_Dataset extract_
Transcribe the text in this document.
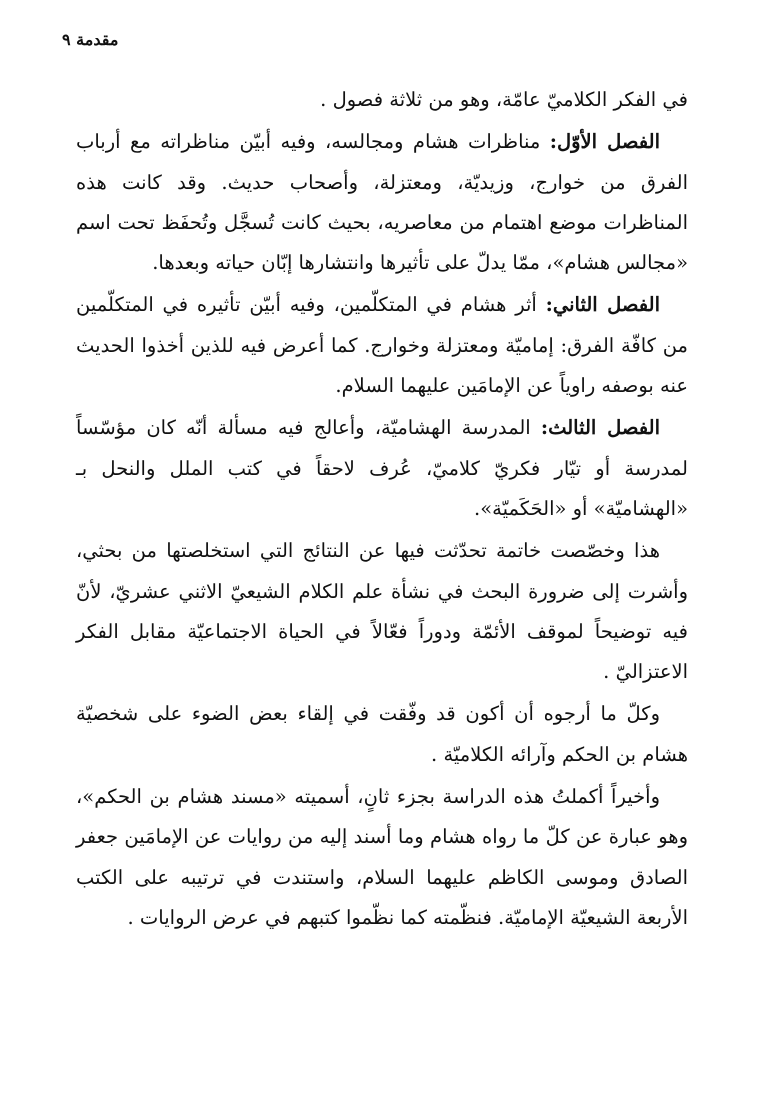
مقدمة ٩

في الفكر الكلاميّ عامّة، وهو من ثلاثة فصول .

الفصل الأوّل: مناظرات هشام ومجالسه، وفيه أبيّن مناظراته مع أرباب الفرق من خوارج، وزيديّة، ومعتزلة، وأصحاب حديث. وقد كانت هذه المناظرات موضع اهتمام من معاصريه، بحيث كانت تُسجَّل وتُحفَظ تحت اسم «مجالس هشام»، ممّا يدلّ على تأثيرها وانتشارها إبّان حياته وبعدها.

الفصل الثاني: أثر هشام في المتكلّمين، وفيه أبيّن تأثيره في المتكلّمين من كافّة الفرق: إماميّة ومعتزلة وخوارج. كما أعرض فيه للذين أخذوا الحديث عنه بوصفه راوياً عن الإمامَين عليهما السلام.

الفصل الثالث: المدرسة الهشاميّة، وأعالج فيه مسألة أنّه كان مؤسّساً لمدرسة أو تيّار فكريّ كلاميّ، عُرف لاحقاً في كتب الملل والنحل بـ «الهشاميّة» أو «الحَكَميّة».

هذا وخصّصت خاتمة تحدّثت فيها عن النتائج التي استخلصتها من بحثي، وأشرت إلى ضرورة البحث في نشأة علم الكلام الشيعيّ الاثني عشريّ، لأنّ فيه توضيحاً لموقف الأئمّة ودوراً فعّالاً في الحياة الاجتماعيّة مقابل الفكر الاعتزاليّ .

وكلّ ما أرجوه أن أكون قد وفّقت في إلقاء بعض الضوء على شخصيّة هشام بن الحكم وآرائه الكلاميّة .

وأخيراً أكملتُ هذه الدراسة بجزء ثانٍ، أسميته «مسند هشام بن الحكم»، وهو عبارة عن كلّ ما رواه هشام وما أسند إليه من روايات عن الإمامَين جعفر الصادق وموسى الكاظم عليهما السلام، واستندت في ترتيبه على الكتب الأربعة الشيعيّة الإماميّة. فنظّمته كما نظّموا كتبهم في عرض الروايات .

_What this task involves_
List the lines of the material in which the word "الفكر" occurs.

_Expected answer_
في الفكر الكلاميّ عامّة، وهو من ثلاثة فصول .
هذا وخصّصت خاتمة تحدّثت فيها عن النتائج التي استخلصتها من بحثي، وأشرت إلى ضرورة البحث في نشأة علم الكلام الشيعيّ الاثني عشريّ، لأنّ فيه توضيحاً لموقف الأئمّة ودوراً فعّالاً في الحياة الاجتماعيّة مقابل الفكر الاعتزاليّ .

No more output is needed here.